Passage shown ::
Sunday, October 9, 2022

Richmond’s Own: Oscar “Reddy” Foster

  The evening of March 14, 1908 was not a quiet one, and under overcast skies many families who lived in the now vanished Richmond neighborhood of Fulton were spending an uneasy night on their porches and patrolling their alleys. On Louisiana Street, between Sixth and Seventh, residents were particularly tense with the sound of voices and people walking up and down the cobblestones. The Richmond Police had been put on alert, extra patrolmen were assigned to Fulton, and everyone was wide awake late into the night and talking about the man who threatened to burn down the whole of Louisiana Street, starting with his wife’s home. In the close-set frame houses of Fulton, the danger of fire was not something to be taken lightly and they all knew the source of the threat, too, making the image of blazes sweeping across Fulton valley even more believable. “The neighbors stood guard for some time, ready to move their chattels at a moment’s notice and to vent their anger,” reported the Richmond Times-Dispatch in an article headlined, “Neighborhood in Uproar..”

 

A view of the town of Fulton asReddy Foster knew it, ca. 1910.

 

  The residents, the police, and his family were all looking for Oscar “Reddy” Foster: baseball player, Richmond native, would-be arsonist, wife beater, and notorious mean drunk. Foster didn’t add to his fame and carry out his threat against Fulton, although he was spotted sulking through the streets of the neighborhood. “Foster was seen to pass the place several times,” reported the Times Dispatch, “but no match was struck, and he was allowed to depart in peace.” Hardly an admirable figure, Foster was nevertheless one of the few Richmonders who made it, albeit for only one shining afternoon, to play in the big leagues in the rough and rawboned world of late-nineteenth century American baseball.

Dataset section ::
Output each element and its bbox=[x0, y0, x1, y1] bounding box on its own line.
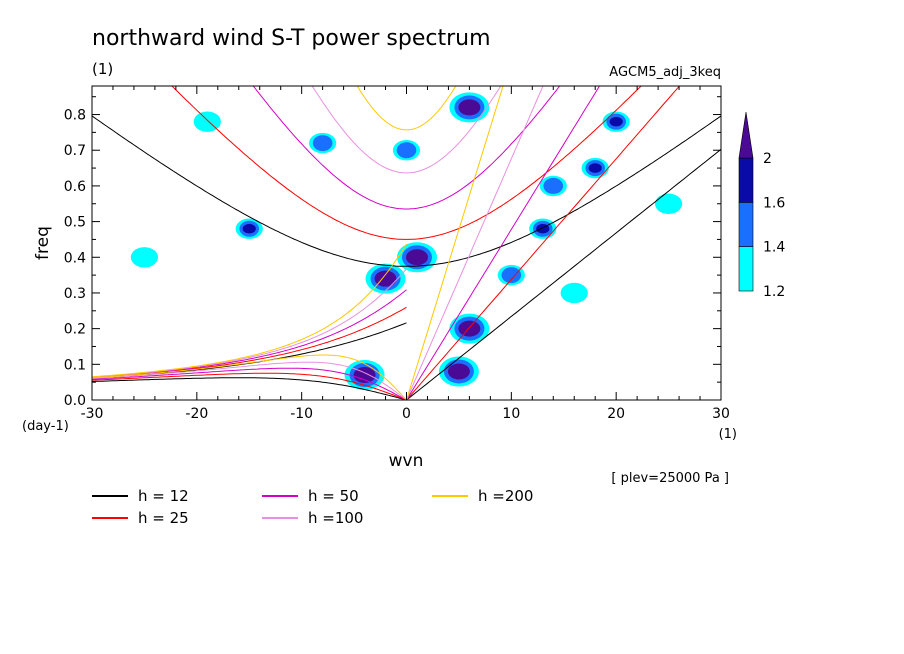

What to work on ::
1. List every description the Reddy Foster piece gives of Foster in the sentence that names what the residents, police and family were looking for.
2. In the Reddy Foster piece, to which neighborhood were extra patrolmen assigned?
3. Pick up the Reddy Foster piece after its final sentence and keep writing it.
The data above is separate from the Reddy Foster piece.

Answers to each task ::
1.
baseball player
Richmond native
would-be arsonist
wife beater
notorious mean drunk

2. Fulton

3.
  That March night Foster was enraged that his former wife had claimed all the pay from their son’s job at the nearby Richmond Cedar Works, leaving the aging ballplayer nothing for the week. Foster’s oath to exact revenge on her and the entire neighborhood resulted in that nocturnal panic in Fulton. It was one more example of the drunken Foster being famous in Richmond, but not for his skill or achievements but rather his drinking and his temper. Even a history of baseball’s early players is quick to note Foster “was known as a hard-drinking, rough and ready ballplayer whose temper usually got the best of him.” In 1908 Foster appeared in Richmond Police Court to answer for beating up both his sister and her husband after they made disparaging remarks about Foster’s mother, and he was released after paying a $35 fine. The news was reported under the heading, “Old Player Fined,” further adding to the image of Reddy Foster as being a has-been and washed up at age 44 and no doubt adding to his rage and frustration.

  Foster also had a reputation of taking out his shortcomings on Mary, his long-suffering wife. “Reddy’s continued abuse after team losses became so commonplace that his wife came up with an ‘early warning system,’” wrote one historian of the era. When Foster’s team won, she would be home when he got there as he was then a “happy drunk.” When the team lost, she would arrange for someone to get word to her so she could flee before the drunk and belligerent Foster got home, and she would wait safely at a neighbor’s house for him to sober up.

Oscar “Reddy” Foster, pictured in the Richmond Dispatch in 1895.

 

  The baseball statistics website, “Baseball Reference” names a team in Lebanon, Pennsylvania as the first team Reddy played for in 1890. It goes on to list eighteen different teams he was on, teams with names that reflect the colorful and often hard-scrapple places they called home. The Richmond Bluebirds, the Allentown Peanuts, the Bristol Bell Makers, and the Waterbury Rough Riders were among the stops on a long journey of boarding houses, hotel rooms, train rides, beer joints and rural baseball diamonds attended by crowds just as drunk and rough-and-ready as the players. It was an alcohol-fueled sport filled with personal rivalries, where fistfights were common and sliding to a base often meant coming in with spikes up to do as much damage to the other player as possible. “Reddy Foster should be heavily fined when he gives such exhibitions of temper,” wrote one chronicler of a game played on the evening of September 15, 1894, where his petulant behavior helped cost the Richmond team the game. “A few fines and he might be able to control himself.”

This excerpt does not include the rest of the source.